Given entries:
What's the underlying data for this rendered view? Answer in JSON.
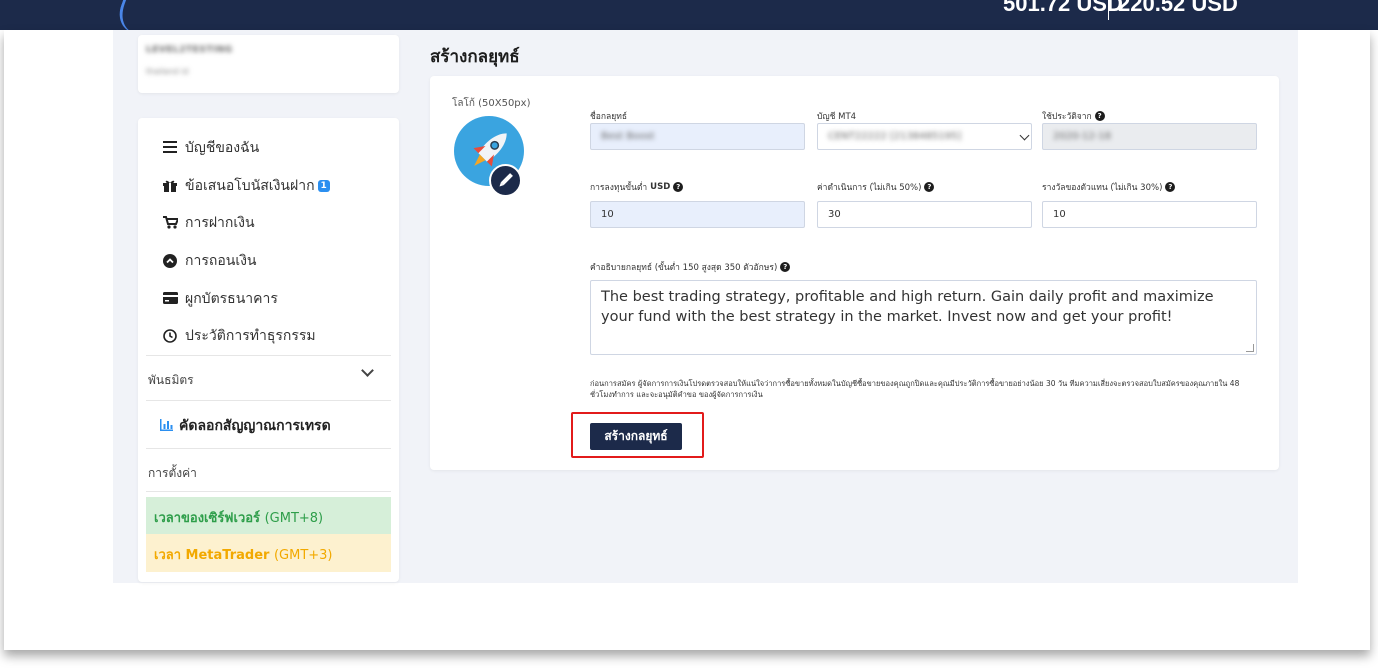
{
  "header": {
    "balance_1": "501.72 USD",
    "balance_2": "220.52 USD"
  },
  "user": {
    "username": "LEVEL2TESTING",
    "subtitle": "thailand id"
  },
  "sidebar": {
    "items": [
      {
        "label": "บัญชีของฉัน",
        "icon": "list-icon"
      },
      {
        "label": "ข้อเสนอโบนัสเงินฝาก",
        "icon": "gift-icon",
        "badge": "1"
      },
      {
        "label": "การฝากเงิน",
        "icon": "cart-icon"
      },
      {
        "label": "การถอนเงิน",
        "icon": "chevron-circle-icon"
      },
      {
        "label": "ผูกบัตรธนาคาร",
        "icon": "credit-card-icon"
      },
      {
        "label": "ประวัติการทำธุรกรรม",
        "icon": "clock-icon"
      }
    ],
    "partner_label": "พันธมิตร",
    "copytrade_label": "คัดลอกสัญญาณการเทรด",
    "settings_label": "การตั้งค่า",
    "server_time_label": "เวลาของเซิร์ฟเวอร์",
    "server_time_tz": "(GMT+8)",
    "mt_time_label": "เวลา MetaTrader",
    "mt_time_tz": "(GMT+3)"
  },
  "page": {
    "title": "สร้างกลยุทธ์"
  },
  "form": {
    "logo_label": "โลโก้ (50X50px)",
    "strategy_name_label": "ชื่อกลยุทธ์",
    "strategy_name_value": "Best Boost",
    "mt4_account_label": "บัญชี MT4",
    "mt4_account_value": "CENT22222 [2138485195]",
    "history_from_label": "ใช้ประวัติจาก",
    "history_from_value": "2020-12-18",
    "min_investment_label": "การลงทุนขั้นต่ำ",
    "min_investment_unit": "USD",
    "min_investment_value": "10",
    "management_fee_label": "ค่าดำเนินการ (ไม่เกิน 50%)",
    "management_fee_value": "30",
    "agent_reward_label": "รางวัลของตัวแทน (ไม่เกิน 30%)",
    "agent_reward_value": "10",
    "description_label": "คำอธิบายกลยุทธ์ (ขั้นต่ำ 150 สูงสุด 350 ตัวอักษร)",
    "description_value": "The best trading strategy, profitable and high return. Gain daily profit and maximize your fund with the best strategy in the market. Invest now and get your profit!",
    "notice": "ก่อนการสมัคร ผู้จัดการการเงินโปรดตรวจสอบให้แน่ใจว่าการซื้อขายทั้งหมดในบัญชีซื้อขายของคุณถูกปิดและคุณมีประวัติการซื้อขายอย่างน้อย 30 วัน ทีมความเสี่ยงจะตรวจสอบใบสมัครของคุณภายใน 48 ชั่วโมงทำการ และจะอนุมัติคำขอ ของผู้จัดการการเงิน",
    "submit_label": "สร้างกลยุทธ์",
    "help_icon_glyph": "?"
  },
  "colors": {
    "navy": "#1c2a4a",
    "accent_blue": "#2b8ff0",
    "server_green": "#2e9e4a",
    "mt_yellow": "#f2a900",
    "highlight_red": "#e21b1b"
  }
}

Description of the task:
Restate every record exactly, please; do not copy the pictures.

Final answer:
What's the underlying data for this rendered view? Answer in JSON.
{
  "header": {
    "balance_1": "501.72 USD",
    "balance_2": "220.52 USD"
  },
  "user": {
    "username": "LEVEL2TESTING",
    "subtitle": "thailand id"
  },
  "sidebar": {
    "items": [
      {
        "label": "บัญชีของฉัน",
        "icon": "list-icon"
      },
      {
        "label": "ข้อเสนอโบนัสเงินฝาก",
        "icon": "gift-icon",
        "badge": "1"
      },
      {
        "label": "การฝากเงิน",
        "icon": "cart-icon"
      },
      {
        "label": "การถอนเงิน",
        "icon": "chevron-circle-icon"
      },
      {
        "label": "ผูกบัตรธนาคาร",
        "icon": "credit-card-icon"
      },
      {
        "label": "ประวัติการทำธุรกรรม",
        "icon": "clock-icon"
      }
    ],
    "partner_label": "พันธมิตร",
    "copytrade_label": "คัดลอกสัญญาณการเทรด",
    "settings_label": "การตั้งค่า",
    "server_time_label": "เวลาของเซิร์ฟเวอร์",
    "server_time_tz": "(GMT+8)",
    "mt_time_label": "เวลา MetaTrader",
    "mt_time_tz": "(GMT+3)"
  },
  "page": {
    "title": "สร้างกลยุทธ์"
  },
  "form": {
    "logo_label": "โลโก้ (50X50px)",
    "strategy_name_label": "ชื่อกลยุทธ์",
    "strategy_name_value": "Best Boost",
    "mt4_account_label": "บัญชี MT4",
    "mt4_account_value": "CENT22222 [2138485195]",
    "history_from_label": "ใช้ประวัติจาก",
    "history_from_value": "2020-12-18",
    "min_investment_label": "การลงทุนขั้นต่ำ",
    "min_investment_unit": "USD",
    "min_investment_value": "10",
    "management_fee_label": "ค่าดำเนินการ (ไม่เกิน 50%)",
    "management_fee_value": "30",
    "agent_reward_label": "รางวัลของตัวแทน (ไม่เกิน 30%)",
    "agent_reward_value": "10",
    "description_label": "คำอธิบายกลยุทธ์ (ขั้นต่ำ 150 สูงสุด 350 ตัวอักษร)",
    "description_value": "The best trading strategy, profitable and high return. Gain daily profit and maximize your fund with the best strategy in the market. Invest now and get your profit!",
    "notice": "ก่อนการสมัคร ผู้จัดการการเงินโปรดตรวจสอบให้แน่ใจว่าการซื้อขายทั้งหมดในบัญชีซื้อขายของคุณถูกปิดและคุณมีประวัติการซื้อขายอย่างน้อย 30 วัน ทีมความเสี่ยงจะตรวจสอบใบสมัครของคุณภายใน 48 ชั่วโมงทำการ และจะอนุมัติคำขอ ของผู้จัดการการเงิน",
    "submit_label": "สร้างกลยุทธ์",
    "help_icon_glyph": "?"
  },
  "colors": {
    "navy": "#1c2a4a",
    "accent_blue": "#2b8ff0",
    "server_green": "#2e9e4a",
    "mt_yellow": "#f2a900",
    "highlight_red": "#e21b1b"
  }
}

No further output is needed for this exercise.